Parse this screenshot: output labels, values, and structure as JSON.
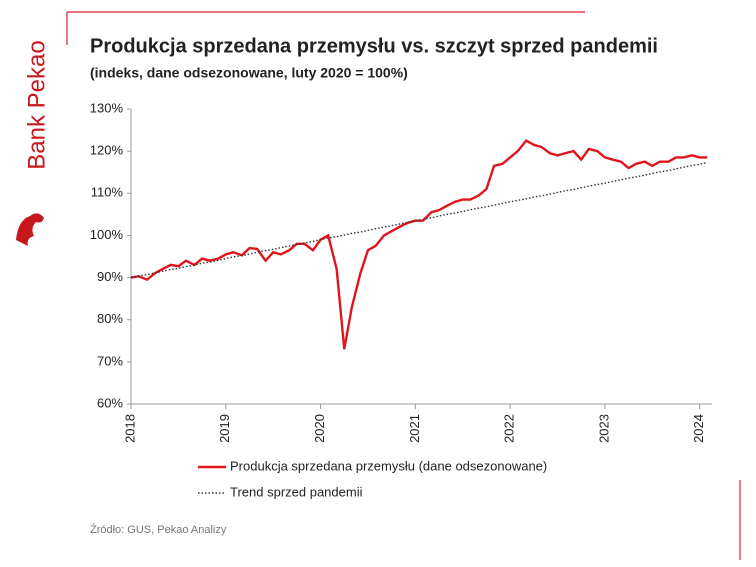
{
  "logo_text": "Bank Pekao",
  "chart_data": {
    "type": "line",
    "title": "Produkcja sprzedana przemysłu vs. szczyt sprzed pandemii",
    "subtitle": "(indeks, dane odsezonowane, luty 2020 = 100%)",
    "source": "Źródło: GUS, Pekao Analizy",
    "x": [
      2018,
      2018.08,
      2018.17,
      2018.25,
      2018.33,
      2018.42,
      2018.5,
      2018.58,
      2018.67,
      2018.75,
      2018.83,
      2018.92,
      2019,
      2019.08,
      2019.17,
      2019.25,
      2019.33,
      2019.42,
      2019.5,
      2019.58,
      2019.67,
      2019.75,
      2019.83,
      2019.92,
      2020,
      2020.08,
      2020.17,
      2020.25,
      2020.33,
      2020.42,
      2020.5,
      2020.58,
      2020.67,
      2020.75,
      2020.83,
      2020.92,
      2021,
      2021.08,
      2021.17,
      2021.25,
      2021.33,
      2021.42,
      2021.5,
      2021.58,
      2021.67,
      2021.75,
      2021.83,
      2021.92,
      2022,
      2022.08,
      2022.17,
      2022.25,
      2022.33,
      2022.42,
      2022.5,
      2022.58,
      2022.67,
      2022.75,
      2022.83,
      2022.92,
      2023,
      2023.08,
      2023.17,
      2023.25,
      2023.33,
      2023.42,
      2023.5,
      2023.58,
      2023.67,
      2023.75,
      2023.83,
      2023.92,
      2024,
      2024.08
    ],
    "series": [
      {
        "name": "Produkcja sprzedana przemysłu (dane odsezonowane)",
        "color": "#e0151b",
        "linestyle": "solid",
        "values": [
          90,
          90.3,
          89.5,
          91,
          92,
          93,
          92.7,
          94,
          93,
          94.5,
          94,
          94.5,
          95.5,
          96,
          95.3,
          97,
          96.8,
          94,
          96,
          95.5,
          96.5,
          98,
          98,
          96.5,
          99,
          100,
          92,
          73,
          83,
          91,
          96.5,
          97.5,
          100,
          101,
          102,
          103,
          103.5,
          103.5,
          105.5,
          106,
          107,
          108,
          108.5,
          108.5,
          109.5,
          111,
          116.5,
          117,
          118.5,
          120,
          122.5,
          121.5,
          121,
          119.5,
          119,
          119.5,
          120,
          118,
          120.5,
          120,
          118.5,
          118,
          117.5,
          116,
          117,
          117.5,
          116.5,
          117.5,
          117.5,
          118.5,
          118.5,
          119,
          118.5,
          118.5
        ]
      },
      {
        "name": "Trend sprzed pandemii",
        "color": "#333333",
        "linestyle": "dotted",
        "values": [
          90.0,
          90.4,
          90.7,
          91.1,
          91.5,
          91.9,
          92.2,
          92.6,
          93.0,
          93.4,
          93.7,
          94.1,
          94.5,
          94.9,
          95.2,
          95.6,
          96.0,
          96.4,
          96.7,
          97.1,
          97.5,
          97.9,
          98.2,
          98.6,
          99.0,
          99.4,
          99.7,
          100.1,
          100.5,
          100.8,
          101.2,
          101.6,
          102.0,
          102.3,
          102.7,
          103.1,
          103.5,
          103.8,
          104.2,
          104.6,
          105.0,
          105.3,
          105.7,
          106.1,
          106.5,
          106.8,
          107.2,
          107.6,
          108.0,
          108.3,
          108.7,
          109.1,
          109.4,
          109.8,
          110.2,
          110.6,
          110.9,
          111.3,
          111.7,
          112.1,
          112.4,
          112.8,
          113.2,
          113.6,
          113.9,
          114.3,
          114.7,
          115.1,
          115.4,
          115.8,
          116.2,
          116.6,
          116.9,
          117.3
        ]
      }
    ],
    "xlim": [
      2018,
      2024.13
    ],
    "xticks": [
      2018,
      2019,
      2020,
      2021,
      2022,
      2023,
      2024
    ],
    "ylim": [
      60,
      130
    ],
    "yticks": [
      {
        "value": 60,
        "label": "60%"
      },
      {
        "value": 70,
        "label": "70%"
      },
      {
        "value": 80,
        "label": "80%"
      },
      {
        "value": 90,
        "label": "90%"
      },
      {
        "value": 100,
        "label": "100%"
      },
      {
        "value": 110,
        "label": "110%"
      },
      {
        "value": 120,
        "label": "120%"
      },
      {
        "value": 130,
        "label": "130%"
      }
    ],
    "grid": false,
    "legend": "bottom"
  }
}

****************

# [The exercise]
Where a line contains the string "dane", extract that line.

# [Task result]
    "subtitle": "(indeks, dane odsezonowane, luty 2020 = 100%)",
        "name": "Produkcja sprzedana przemysłu (dane odsezonowane)",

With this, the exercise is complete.